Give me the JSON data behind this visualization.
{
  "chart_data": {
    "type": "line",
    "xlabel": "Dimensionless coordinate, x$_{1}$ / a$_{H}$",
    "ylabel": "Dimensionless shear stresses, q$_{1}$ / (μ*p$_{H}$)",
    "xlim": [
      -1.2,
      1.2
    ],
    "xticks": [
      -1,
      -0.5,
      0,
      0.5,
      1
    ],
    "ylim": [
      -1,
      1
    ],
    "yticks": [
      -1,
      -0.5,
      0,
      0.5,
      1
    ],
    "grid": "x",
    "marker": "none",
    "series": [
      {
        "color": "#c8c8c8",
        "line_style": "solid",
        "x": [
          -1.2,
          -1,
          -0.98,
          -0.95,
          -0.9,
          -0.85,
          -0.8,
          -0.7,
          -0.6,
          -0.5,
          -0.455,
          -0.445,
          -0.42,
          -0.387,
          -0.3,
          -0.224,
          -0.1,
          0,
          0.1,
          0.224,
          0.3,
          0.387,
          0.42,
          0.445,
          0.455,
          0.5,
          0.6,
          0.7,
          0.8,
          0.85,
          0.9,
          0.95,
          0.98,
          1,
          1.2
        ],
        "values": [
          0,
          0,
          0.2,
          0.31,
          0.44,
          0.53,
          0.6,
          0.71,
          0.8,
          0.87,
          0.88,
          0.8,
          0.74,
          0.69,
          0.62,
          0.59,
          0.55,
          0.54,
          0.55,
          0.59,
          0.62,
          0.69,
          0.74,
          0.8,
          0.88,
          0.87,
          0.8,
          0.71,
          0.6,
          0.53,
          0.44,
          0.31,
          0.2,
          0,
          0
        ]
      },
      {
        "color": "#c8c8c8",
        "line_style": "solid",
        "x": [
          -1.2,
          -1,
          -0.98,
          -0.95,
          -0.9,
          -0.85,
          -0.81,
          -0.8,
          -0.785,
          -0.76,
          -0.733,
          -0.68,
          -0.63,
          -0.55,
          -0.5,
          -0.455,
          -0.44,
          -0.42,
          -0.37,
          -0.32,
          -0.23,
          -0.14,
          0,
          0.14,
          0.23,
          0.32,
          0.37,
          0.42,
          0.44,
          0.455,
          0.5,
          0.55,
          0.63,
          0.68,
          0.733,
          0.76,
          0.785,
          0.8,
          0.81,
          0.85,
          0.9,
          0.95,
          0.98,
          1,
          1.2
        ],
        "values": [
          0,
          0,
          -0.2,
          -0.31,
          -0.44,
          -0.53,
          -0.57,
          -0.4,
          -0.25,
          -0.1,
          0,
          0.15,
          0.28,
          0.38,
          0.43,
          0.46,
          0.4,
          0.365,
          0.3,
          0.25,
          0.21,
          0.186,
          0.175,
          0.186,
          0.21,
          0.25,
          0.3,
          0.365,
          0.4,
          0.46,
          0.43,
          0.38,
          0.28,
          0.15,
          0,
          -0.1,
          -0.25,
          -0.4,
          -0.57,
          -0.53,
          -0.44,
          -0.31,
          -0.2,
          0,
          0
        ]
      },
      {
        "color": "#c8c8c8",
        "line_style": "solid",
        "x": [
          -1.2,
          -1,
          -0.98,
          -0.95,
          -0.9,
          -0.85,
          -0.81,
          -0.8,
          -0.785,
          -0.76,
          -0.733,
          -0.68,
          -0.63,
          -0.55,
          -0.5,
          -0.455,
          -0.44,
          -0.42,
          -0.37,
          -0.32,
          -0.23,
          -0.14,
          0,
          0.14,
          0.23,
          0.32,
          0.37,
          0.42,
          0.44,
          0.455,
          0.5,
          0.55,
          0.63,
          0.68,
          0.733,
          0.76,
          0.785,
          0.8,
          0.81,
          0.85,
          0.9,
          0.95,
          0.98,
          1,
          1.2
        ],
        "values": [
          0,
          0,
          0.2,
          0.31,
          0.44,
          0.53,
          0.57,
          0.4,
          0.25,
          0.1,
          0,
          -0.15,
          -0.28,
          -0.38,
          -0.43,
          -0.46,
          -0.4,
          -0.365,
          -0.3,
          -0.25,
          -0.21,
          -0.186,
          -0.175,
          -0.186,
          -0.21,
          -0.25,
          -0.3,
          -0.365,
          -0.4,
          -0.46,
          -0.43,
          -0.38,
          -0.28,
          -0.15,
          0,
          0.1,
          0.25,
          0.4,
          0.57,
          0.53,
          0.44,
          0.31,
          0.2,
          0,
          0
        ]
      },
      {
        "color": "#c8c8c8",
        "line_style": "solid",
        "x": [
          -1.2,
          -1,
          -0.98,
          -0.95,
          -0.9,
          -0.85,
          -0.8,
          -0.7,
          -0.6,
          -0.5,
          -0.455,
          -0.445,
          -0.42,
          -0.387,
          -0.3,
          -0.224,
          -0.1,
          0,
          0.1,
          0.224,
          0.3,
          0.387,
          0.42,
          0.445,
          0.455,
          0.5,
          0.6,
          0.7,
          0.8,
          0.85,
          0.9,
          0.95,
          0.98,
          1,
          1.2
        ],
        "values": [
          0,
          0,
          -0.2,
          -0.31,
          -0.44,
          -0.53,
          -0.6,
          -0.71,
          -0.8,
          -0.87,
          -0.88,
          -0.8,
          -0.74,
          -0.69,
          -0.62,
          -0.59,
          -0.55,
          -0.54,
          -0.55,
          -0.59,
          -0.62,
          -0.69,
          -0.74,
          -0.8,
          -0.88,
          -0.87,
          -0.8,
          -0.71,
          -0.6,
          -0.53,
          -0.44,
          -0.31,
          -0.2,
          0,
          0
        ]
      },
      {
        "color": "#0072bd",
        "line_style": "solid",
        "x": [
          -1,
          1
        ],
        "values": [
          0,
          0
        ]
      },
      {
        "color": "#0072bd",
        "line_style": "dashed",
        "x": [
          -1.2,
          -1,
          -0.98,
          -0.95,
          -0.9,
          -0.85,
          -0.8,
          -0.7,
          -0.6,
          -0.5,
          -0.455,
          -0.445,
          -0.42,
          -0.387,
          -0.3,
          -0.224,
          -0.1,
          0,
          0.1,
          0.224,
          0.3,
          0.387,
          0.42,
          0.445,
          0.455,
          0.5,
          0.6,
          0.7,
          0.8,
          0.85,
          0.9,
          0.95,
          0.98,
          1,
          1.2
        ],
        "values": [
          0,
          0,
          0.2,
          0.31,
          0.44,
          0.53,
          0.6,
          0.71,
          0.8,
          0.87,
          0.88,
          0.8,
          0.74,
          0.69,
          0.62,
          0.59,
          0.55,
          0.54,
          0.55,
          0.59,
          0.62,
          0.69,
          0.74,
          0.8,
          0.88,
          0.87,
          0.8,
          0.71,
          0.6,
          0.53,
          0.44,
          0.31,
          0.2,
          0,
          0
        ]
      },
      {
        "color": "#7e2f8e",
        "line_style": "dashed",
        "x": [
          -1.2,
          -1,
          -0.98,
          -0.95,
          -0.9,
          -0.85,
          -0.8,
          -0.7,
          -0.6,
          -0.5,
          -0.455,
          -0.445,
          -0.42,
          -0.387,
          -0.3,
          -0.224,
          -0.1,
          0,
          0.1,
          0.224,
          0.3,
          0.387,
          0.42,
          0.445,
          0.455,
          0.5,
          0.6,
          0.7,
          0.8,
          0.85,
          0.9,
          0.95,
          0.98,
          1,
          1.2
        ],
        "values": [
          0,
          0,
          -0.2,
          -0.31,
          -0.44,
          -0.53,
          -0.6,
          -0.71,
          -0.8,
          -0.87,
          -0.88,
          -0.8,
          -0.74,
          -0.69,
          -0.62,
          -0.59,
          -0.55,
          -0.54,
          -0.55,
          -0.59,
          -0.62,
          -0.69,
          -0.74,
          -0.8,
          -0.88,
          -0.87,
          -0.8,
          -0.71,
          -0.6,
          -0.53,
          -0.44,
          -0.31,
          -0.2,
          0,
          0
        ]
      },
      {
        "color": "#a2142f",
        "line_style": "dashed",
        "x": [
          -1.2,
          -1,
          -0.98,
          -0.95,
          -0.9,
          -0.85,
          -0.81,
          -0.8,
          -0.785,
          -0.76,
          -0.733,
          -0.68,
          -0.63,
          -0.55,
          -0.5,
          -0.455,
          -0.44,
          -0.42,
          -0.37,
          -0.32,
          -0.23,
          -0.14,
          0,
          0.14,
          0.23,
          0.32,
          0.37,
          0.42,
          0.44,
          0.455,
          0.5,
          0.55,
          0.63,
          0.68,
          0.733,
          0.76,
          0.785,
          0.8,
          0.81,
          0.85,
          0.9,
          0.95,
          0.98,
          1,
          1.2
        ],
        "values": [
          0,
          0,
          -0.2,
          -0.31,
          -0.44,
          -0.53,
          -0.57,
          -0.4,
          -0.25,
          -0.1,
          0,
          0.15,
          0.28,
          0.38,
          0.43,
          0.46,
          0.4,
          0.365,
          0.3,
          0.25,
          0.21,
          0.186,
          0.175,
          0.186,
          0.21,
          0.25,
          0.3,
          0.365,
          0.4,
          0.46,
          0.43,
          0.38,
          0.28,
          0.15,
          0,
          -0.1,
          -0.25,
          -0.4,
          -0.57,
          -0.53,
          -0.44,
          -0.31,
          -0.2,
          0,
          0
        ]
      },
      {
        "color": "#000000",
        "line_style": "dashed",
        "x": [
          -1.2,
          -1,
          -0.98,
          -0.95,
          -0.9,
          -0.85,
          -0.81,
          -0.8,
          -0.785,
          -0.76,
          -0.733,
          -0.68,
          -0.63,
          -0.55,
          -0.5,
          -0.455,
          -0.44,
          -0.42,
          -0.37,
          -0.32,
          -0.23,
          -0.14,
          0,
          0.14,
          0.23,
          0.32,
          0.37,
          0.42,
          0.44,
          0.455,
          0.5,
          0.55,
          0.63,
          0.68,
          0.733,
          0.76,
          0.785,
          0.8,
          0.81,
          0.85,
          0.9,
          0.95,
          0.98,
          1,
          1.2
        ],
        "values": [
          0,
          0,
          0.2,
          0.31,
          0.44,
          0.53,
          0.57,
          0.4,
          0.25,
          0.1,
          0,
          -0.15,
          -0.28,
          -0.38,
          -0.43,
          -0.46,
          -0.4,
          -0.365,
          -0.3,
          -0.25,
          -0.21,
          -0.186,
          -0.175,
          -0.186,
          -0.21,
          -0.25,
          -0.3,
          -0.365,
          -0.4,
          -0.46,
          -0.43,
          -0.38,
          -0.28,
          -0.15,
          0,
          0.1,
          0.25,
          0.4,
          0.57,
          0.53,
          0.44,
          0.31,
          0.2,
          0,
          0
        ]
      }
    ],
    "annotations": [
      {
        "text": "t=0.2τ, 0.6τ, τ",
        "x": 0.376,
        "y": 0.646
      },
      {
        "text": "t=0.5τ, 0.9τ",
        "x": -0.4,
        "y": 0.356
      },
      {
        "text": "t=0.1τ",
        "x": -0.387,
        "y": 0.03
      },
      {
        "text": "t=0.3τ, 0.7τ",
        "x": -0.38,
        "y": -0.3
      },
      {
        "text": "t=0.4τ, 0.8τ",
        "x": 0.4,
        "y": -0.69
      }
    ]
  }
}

=== EXERCISE DIRECTIONS ===
Find how many lines of the entries contain "text". Respond with the number only.

=== FINAL ANSWER ===
5